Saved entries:

=-=-=

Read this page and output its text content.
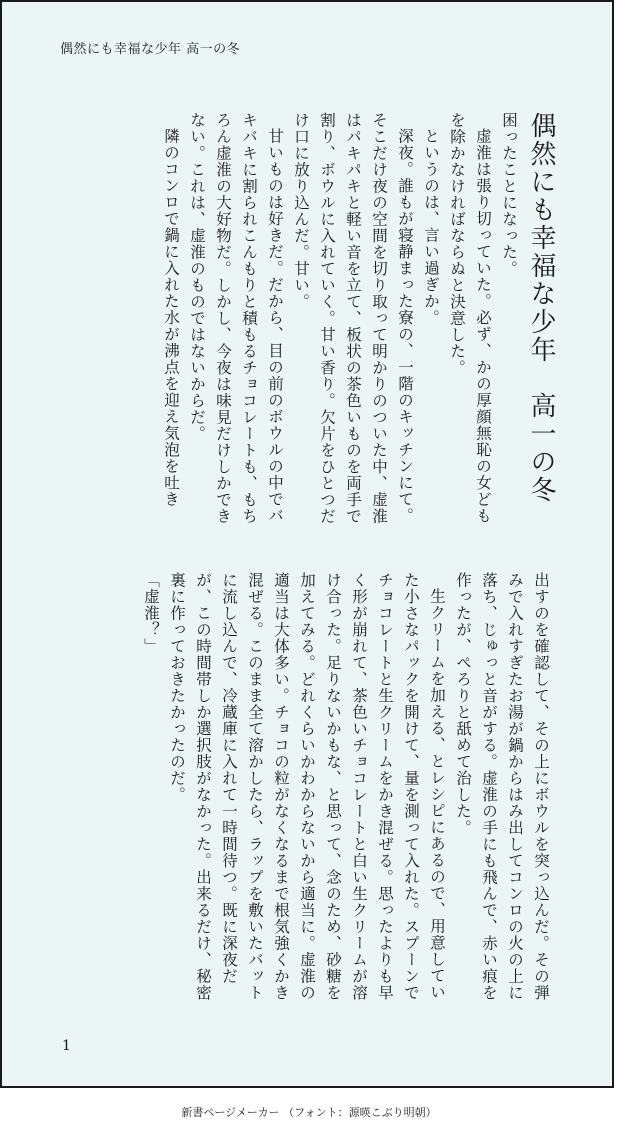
偶然にも幸福な少年 高一の冬
偶然にも幸福な少年　高一の冬

困ったことになった。

虚淮は張り切っていた。必ず、かの厚顔無恥の女どもを除かなければならぬと決意した。

というのは、言い過ぎか。

深夜。誰もが寝静まった寮の、一階のキッチンにて。そこだけ夜の空間を切り取って明かりのついた中、虚淮はパキパキと軽い音を立て、板状の茶色いものを両手で割り、ボウルに入れていく。甘い香り。欠片をひとつだけ口に放り込んだ。甘い。

甘いものは好きだ。だから、目の前のボウルの中でバキバキに割られこんもりと積もるチョコレートも、もちろん虚淮の大好物だ。しかし、今夜は味見だけしかできない。これは、虚淮のものではないからだ。

隣のコンロで鍋に入れた水が沸点を迎え気泡を吐き

出すのを確認して、その上にボウルを突っ込んだ。その弾みで入れすぎたお湯が鍋からはみ出してコンロの火の上に落ち、じゅっと音がする。虚淮の手にも飛んで、赤い痕を作ったが、ぺろりと舐めて治した。

生クリームを加える、とレシピにあるので、用意していた小さなパックを開けて、量を測って入れた。スプーンでチョコレートと生クリームをかき混ぜる。思ったよりも早く形が崩れて、茶色いチョコレートと白い生クリームが溶け合った。足りないかもな、と思って、念のため、砂糖を加えてみる。どれくらいかわからないから適当に。虚淮の適当は大体多い。チョコの粒がなくなるまで根気強くかき混ぜる。このまま全て溶かしたら、ラップを敷いたバットに流し込んで、冷蔵庫に入れて一時間待つ。既に深夜だが、この時間帯しか選択肢がなかった。出来るだけ、秘密裏に作っておきたかったのだ。

「虚淮？」

1
新書ページメーカー （フォント：源暎こぶり明朝）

=-=-=

◆ **Set problem**
Quote all the lines above exactly as given. Do not include the pictures.

◆ **Exercise response**
Read this page and output its text content.
偶然にも幸福な少年 高一の冬
偶然にも幸福な少年　高一の冬

困ったことになった。

虚淮は張り切っていた。必ず、かの厚顔無恥の女どもを除かなければならぬと決意した。

というのは、言い過ぎか。

深夜。誰もが寝静まった寮の、一階のキッチンにて。そこだけ夜の空間を切り取って明かりのついた中、虚淮はパキパキと軽い音を立て、板状の茶色いものを両手で割り、ボウルに入れていく。甘い香り。欠片をひとつだけ口に放り込んだ。甘い。

甘いものは好きだ。だから、目の前のボウルの中でバキバキに割られこんもりと積もるチョコレートも、もちろん虚淮の大好物だ。しかし、今夜は味見だけしかできない。これは、虚淮のものではないからだ。

隣のコンロで鍋に入れた水が沸点を迎え気泡を吐き

出すのを確認して、その上にボウルを突っ込んだ。その弾みで入れすぎたお湯が鍋からはみ出してコンロの火の上に落ち、じゅっと音がする。虚淮の手にも飛んで、赤い痕を作ったが、ぺろりと舐めて治した。

生クリームを加える、とレシピにあるので、用意していた小さなパックを開けて、量を測って入れた。スプーンでチョコレートと生クリームをかき混ぜる。思ったよりも早く形が崩れて、茶色いチョコレートと白い生クリームが溶け合った。足りないかもな、と思って、念のため、砂糖を加えてみる。どれくらいかわからないから適当に。虚淮の適当は大体多い。チョコの粒がなくなるまで根気強くかき混ぜる。このまま全て溶かしたら、ラップを敷いたバットに流し込んで、冷蔵庫に入れて一時間待つ。既に深夜だが、この時間帯しか選択肢がなかった。出来るだけ、秘密裏に作っておきたかったのだ。

「虚淮？」

1
新書ページメーカー （フォント：源暎こぶり明朝）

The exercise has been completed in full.